- Written task: Output the data word for word, dropping every image.

start Dataset rows

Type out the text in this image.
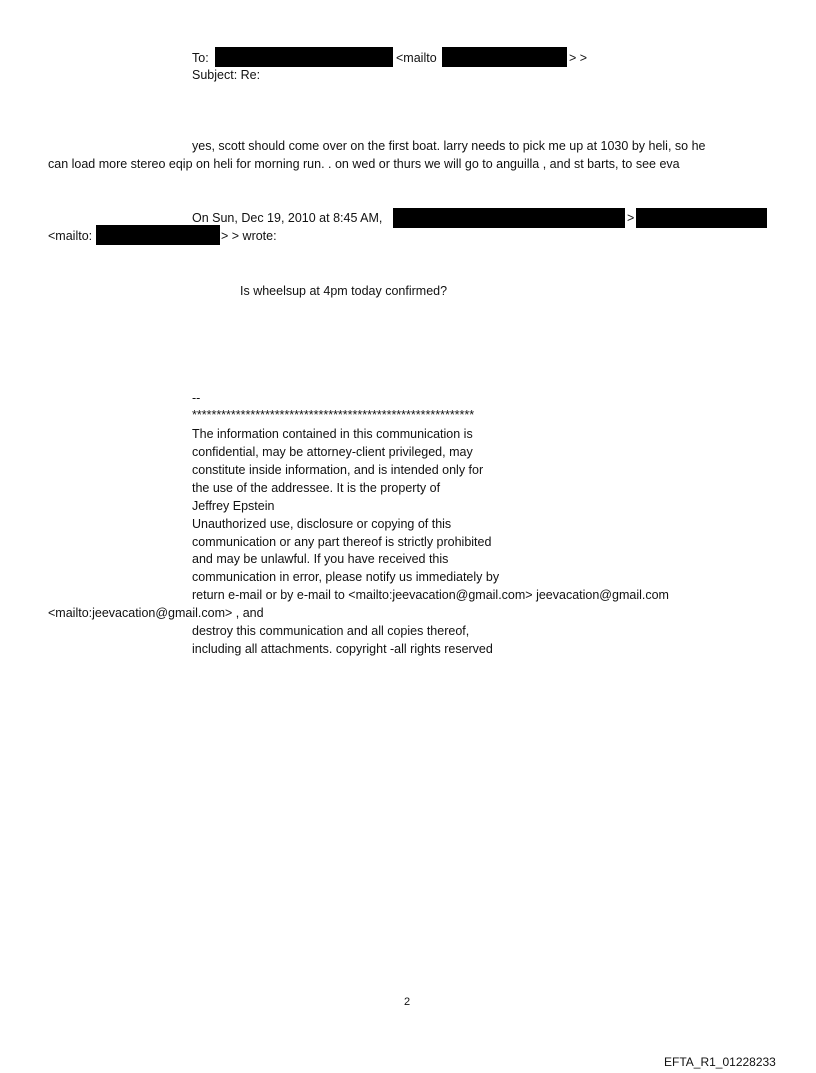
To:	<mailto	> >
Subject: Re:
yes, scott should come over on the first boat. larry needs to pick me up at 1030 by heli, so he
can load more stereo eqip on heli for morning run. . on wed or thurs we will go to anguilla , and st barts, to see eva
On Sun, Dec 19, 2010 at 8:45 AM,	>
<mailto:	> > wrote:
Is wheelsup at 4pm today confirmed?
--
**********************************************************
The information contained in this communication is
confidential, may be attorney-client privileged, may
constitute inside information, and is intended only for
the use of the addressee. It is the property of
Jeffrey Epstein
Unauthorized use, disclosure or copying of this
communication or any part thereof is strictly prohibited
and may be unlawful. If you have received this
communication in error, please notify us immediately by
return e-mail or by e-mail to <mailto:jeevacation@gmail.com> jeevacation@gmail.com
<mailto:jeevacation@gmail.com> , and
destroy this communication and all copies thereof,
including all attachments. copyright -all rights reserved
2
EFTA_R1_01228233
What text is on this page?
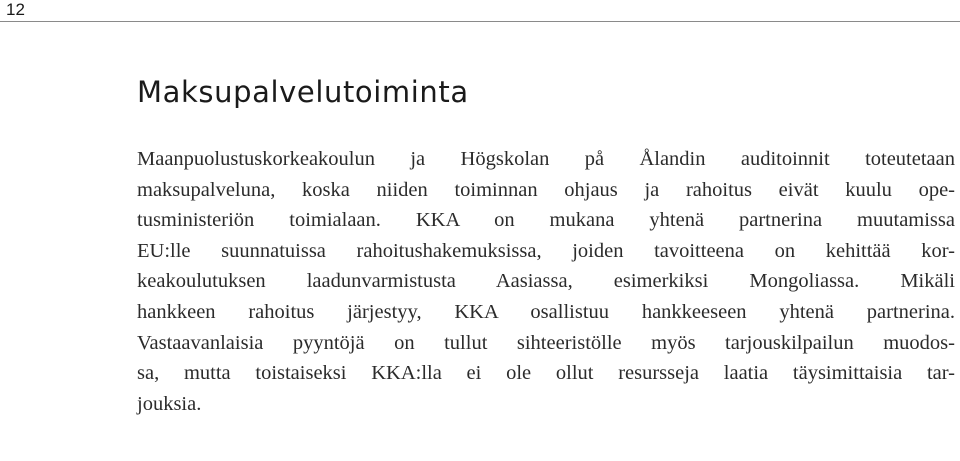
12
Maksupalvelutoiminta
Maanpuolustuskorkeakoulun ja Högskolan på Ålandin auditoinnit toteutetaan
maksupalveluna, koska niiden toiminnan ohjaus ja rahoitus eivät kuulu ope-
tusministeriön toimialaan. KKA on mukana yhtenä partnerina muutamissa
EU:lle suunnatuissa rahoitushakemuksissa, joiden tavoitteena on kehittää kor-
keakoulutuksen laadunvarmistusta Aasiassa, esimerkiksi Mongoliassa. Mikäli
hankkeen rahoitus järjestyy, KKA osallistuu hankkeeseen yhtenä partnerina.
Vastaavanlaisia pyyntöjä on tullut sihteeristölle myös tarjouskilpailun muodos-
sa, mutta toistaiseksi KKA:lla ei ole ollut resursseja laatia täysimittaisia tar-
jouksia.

end Dataset rows

- Response to the task:
Type out the text in this image.
To:	<mailto	> >
Subject: Re:
yes, scott should come over on the first boat. larry needs to pick me up at 1030 by heli, so he
can load more stereo eqip on heli for morning run. . on wed or thurs we will go to anguilla , and st barts, to see eva
On Sun, Dec 19, 2010 at 8:45 AM,	>
<mailto:	> > wrote:
Is wheelsup at 4pm today confirmed?
--
**********************************************************
The information contained in this communication is
confidential, may be attorney-client privileged, may
constitute inside information, and is intended only for
the use of the addressee. It is the property of
Jeffrey Epstein
Unauthorized use, disclosure or copying of this
communication or any part thereof is strictly prohibited
and may be unlawful. If you have received this
communication in error, please notify us immediately by
return e-mail or by e-mail to <mailto:jeevacation@gmail.com> jeevacation@gmail.com
<mailto:jeevacation@gmail.com> , and
destroy this communication and all copies thereof,
including all attachments. copyright -all rights reserved
2
EFTA_R1_01228233
What text is on this page?
12
Maksupalvelutoiminta
Maanpuolustuskorkeakoulun ja Högskolan på Ålandin auditoinnit toteutetaan
maksupalveluna, koska niiden toiminnan ohjaus ja rahoitus eivät kuulu ope-
tusministeriön toimialaan. KKA on mukana yhtenä partnerina muutamissa
EU:lle suunnatuissa rahoitushakemuksissa, joiden tavoitteena on kehittää kor-
keakoulutuksen laadunvarmistusta Aasiassa, esimerkiksi Mongoliassa. Mikäli
hankkeen rahoitus järjestyy, KKA osallistuu hankkeeseen yhtenä partnerina.
Vastaavanlaisia pyyntöjä on tullut sihteeristölle myös tarjouskilpailun muodos-
sa, mutta toistaiseksi KKA:lla ei ole ollut resursseja laatia täysimittaisia tar-
jouksia.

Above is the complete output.